══ Task data

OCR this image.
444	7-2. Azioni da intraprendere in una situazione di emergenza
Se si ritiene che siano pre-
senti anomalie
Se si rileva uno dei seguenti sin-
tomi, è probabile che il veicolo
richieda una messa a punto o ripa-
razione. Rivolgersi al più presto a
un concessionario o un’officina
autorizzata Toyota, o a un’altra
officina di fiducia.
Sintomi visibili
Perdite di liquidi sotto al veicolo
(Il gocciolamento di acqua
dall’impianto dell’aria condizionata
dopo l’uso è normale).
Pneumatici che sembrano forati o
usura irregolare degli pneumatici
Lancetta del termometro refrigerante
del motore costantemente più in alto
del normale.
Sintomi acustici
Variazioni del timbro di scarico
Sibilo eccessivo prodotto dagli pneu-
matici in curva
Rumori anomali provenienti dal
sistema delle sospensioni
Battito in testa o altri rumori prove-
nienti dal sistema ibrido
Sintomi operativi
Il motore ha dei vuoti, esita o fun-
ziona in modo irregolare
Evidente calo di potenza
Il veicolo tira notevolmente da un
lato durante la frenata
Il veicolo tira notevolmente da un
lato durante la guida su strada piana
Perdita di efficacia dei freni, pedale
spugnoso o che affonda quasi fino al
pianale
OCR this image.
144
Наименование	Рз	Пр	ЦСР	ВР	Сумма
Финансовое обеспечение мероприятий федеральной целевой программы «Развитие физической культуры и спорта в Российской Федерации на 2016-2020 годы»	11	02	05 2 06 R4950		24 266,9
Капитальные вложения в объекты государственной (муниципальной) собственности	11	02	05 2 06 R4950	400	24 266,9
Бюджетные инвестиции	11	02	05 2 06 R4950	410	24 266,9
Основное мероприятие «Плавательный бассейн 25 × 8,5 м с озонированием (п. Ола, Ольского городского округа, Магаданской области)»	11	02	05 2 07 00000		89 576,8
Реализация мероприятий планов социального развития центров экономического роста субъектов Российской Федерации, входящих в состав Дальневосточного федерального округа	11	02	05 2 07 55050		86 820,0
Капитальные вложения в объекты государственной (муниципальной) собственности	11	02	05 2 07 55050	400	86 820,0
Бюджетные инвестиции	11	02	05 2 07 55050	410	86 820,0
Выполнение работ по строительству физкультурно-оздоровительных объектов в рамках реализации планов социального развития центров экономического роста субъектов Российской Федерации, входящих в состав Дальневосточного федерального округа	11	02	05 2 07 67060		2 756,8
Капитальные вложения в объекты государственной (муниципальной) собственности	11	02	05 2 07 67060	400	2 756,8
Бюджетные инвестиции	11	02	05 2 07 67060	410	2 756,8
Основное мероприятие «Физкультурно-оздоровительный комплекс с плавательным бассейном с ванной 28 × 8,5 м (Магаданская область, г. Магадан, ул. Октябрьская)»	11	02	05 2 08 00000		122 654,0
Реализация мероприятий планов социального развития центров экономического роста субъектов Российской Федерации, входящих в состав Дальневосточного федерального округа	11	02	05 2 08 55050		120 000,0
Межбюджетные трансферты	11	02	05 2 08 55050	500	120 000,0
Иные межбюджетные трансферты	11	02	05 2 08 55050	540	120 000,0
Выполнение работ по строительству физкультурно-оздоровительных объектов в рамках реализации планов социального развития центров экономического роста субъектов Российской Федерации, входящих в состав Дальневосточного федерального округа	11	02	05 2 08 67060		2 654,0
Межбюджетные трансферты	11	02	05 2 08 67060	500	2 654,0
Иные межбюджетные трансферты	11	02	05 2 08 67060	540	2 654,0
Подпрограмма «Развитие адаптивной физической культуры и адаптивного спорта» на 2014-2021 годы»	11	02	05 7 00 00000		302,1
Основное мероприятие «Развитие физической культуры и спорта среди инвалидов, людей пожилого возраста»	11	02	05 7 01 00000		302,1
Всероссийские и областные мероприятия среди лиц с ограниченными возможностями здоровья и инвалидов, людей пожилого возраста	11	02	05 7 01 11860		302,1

════

**Exercise goal:** All of the lines above need to be given again exactly.

**The output:**
OCR this image.
444	7-2. Azioni da intraprendere in una situazione di emergenza
Se si ritiene che siano pre-
senti anomalie
Se si rileva uno dei seguenti sin-
tomi, è probabile che il veicolo
richieda una messa a punto o ripa-
razione. Rivolgersi al più presto a
un concessionario o un’officina
autorizzata Toyota, o a un’altra
officina di fiducia.
Sintomi visibili
Perdite di liquidi sotto al veicolo
(Il gocciolamento di acqua
dall’impianto dell’aria condizionata
dopo l’uso è normale).
Pneumatici che sembrano forati o
usura irregolare degli pneumatici
Lancetta del termometro refrigerante
del motore costantemente più in alto
del normale.
Sintomi acustici
Variazioni del timbro di scarico
Sibilo eccessivo prodotto dagli pneu-
matici in curva
Rumori anomali provenienti dal
sistema delle sospensioni
Battito in testa o altri rumori prove-
nienti dal sistema ibrido
Sintomi operativi
Il motore ha dei vuoti, esita o fun-
ziona in modo irregolare
Evidente calo di potenza
Il veicolo tira notevolmente da un
lato durante la frenata
Il veicolo tira notevolmente da un
lato durante la guida su strada piana
Perdita di efficacia dei freni, pedale
spugnoso o che affonda quasi fino al
pianale
OCR this image.
144
Наименование	Рз	Пр	ЦСР	ВР	Сумма
Финансовое обеспечение мероприятий федеральной целевой программы «Развитие физической культуры и спорта в Российской Федерации на 2016-2020 годы»	11	02	05 2 06 R4950		24 266,9
Капитальные вложения в объекты государственной (муниципальной) собственности	11	02	05 2 06 R4950	400	24 266,9
Бюджетные инвестиции	11	02	05 2 06 R4950	410	24 266,9
Основное мероприятие «Плавательный бассейн 25 × 8,5 м с озонированием (п. Ола, Ольского городского округа, Магаданской области)»	11	02	05 2 07 00000		89 576,8
Реализация мероприятий планов социального развития центров экономического роста субъектов Российской Федерации, входящих в состав Дальневосточного федерального округа	11	02	05 2 07 55050		86 820,0
Капитальные вложения в объекты государственной (муниципальной) собственности	11	02	05 2 07 55050	400	86 820,0
Бюджетные инвестиции	11	02	05 2 07 55050	410	86 820,0
Выполнение работ по строительству физкультурно-оздоровительных объектов в рамках реализации планов социального развития центров экономического роста субъектов Российской Федерации, входящих в состав Дальневосточного федерального округа	11	02	05 2 07 67060		2 756,8
Капитальные вложения в объекты государственной (муниципальной) собственности	11	02	05 2 07 67060	400	2 756,8
Бюджетные инвестиции	11	02	05 2 07 67060	410	2 756,8
Основное мероприятие «Физкультурно-оздоровительный комплекс с плавательным бассейном с ванной 28 × 8,5 м (Магаданская область, г. Магадан, ул. Октябрьская)»	11	02	05 2 08 00000		122 654,0
Реализация мероприятий планов социального развития центров экономического роста субъектов Российской Федерации, входящих в состав Дальневосточного федерального округа	11	02	05 2 08 55050		120 000,0
Межбюджетные трансферты	11	02	05 2 08 55050	500	120 000,0
Иные межбюджетные трансферты	11	02	05 2 08 55050	540	120 000,0
Выполнение работ по строительству физкультурно-оздоровительных объектов в рамках реализации планов социального развития центров экономического роста субъектов Российской Федерации, входящих в состав Дальневосточного федерального округа	11	02	05 2 08 67060		2 654,0
Межбюджетные трансферты	11	02	05 2 08 67060	500	2 654,0
Иные межбюджетные трансферты	11	02	05 2 08 67060	540	2 654,0
Подпрограмма «Развитие адаптивной физической культуры и адаптивного спорта» на 2014-2021 годы»	11	02	05 7 00 00000		302,1
Основное мероприятие «Развитие физической культуры и спорта среди инвалидов, людей пожилого возраста»	11	02	05 7 01 00000		302,1
Всероссийские и областные мероприятия среди лиц с ограниченными возможностями здоровья и инвалидов, людей пожилого возраста	11	02	05 7 01 11860		302,1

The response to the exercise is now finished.